PROBLEM TO WORK ON:
In the listing that follows, count each line where the word "Blend" appears; write nothing but the count.

SOURCE RECORDS:
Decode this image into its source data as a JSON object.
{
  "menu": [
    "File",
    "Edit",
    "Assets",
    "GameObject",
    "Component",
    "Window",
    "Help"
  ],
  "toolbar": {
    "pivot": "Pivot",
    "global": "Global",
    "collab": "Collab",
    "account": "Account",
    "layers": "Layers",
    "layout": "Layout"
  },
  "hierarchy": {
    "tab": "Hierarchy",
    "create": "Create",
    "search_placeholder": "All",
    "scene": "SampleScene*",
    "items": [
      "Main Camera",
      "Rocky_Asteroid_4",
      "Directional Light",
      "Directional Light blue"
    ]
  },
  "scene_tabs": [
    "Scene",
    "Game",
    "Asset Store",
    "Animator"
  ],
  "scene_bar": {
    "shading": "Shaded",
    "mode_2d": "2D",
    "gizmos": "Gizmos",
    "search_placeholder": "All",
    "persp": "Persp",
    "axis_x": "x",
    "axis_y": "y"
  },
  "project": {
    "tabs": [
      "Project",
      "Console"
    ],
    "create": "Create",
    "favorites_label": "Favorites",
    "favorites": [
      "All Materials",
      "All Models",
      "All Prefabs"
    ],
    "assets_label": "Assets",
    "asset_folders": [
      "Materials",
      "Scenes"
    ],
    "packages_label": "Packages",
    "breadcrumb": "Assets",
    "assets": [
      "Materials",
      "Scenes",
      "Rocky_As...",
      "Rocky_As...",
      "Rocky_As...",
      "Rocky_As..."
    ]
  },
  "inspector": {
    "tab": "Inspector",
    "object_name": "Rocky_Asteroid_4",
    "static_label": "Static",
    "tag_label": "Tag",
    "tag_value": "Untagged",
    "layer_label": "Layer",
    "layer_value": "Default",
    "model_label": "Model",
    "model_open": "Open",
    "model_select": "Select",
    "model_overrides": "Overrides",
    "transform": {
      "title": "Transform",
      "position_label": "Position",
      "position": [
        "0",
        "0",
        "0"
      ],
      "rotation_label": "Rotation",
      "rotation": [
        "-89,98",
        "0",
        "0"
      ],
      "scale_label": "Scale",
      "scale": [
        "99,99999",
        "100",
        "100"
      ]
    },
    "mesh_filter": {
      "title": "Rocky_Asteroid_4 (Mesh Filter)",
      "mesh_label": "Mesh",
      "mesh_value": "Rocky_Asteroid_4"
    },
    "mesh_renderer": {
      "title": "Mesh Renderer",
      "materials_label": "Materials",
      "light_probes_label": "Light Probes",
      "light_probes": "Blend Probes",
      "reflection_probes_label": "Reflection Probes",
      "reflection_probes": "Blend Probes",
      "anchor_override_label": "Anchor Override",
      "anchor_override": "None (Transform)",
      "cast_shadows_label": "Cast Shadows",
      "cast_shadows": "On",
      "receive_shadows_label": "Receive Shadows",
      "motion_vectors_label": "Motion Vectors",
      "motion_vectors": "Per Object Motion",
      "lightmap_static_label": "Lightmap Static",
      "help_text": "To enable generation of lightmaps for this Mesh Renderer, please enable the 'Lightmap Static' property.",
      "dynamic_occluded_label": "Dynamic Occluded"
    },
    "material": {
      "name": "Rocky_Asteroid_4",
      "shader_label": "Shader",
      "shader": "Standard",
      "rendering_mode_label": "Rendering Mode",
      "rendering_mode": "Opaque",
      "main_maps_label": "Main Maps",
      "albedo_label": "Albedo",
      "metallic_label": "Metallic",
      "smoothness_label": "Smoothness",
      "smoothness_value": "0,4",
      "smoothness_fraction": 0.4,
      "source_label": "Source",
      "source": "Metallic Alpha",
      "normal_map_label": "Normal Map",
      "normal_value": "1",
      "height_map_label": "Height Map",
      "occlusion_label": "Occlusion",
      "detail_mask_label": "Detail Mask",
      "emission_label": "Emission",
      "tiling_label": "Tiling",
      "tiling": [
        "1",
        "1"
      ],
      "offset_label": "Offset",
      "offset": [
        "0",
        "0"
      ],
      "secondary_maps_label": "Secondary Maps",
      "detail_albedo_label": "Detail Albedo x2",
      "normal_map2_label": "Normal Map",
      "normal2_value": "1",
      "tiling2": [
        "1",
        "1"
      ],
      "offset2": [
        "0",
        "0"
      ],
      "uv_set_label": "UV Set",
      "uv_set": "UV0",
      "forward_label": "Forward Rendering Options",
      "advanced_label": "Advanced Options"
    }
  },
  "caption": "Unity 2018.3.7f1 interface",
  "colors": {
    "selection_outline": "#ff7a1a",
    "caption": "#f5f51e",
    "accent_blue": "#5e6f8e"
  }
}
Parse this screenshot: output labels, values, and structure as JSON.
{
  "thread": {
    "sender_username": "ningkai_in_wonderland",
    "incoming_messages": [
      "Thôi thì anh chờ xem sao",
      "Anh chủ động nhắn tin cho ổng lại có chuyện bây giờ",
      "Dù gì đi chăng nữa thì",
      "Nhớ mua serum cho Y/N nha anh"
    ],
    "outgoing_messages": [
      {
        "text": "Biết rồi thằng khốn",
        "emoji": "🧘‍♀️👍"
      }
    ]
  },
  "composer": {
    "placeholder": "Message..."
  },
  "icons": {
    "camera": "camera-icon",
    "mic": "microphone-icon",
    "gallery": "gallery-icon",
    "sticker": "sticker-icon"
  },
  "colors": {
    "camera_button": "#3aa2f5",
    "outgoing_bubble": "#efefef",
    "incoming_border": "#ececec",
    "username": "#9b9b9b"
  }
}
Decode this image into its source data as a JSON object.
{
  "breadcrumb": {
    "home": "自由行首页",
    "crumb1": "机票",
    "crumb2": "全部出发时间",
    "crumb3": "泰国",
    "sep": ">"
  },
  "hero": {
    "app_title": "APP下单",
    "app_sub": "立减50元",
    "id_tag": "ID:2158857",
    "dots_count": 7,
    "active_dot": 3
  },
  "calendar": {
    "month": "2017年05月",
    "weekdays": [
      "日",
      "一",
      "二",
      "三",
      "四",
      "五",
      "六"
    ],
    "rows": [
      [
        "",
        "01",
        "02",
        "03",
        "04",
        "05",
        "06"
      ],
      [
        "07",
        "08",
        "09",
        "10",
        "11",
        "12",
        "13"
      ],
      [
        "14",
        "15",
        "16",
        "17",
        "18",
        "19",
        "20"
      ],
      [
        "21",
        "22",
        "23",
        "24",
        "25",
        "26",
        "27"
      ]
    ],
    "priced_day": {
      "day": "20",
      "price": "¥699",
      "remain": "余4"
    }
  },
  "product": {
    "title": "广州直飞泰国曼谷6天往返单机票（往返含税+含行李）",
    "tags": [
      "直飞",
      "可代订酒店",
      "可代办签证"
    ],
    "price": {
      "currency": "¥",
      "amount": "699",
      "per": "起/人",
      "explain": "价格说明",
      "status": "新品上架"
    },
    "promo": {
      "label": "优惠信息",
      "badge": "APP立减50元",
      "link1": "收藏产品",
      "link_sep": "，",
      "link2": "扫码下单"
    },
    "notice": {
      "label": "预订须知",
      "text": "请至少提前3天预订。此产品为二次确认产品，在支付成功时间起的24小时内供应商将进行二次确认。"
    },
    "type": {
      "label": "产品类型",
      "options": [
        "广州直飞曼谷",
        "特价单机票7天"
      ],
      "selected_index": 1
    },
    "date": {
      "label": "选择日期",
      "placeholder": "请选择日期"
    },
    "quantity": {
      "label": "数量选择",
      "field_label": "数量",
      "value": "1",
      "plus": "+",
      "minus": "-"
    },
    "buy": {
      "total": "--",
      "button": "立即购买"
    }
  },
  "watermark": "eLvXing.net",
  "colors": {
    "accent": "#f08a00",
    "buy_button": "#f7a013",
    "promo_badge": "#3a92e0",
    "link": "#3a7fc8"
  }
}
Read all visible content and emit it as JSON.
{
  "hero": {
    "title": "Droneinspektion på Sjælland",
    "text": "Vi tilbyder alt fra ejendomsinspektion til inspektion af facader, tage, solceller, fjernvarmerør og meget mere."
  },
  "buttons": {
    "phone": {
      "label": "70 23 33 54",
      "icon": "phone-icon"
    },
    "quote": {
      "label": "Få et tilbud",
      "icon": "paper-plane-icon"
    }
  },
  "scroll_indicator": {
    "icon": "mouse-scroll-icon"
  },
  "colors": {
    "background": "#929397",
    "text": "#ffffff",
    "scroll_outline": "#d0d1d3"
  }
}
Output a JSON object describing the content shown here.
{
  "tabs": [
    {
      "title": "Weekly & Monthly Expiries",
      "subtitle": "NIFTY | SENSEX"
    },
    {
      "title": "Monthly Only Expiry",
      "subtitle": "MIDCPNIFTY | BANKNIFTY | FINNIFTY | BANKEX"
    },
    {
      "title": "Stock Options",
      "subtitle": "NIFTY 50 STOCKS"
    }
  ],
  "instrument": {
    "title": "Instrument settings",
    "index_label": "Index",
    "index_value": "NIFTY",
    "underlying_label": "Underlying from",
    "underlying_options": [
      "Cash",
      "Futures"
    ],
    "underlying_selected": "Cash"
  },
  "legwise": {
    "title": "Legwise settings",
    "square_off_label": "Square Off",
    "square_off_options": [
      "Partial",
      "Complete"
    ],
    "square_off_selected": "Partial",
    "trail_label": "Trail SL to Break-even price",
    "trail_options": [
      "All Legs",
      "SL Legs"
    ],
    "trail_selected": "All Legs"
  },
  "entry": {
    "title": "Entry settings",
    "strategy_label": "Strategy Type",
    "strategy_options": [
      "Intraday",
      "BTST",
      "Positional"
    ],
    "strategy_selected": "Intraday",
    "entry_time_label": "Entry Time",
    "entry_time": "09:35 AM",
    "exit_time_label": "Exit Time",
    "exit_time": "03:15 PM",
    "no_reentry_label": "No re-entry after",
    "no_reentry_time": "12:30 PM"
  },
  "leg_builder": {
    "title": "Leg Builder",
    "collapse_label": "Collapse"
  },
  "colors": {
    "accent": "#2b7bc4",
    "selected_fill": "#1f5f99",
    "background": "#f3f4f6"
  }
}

RESULT OF THE EXERCISE:
2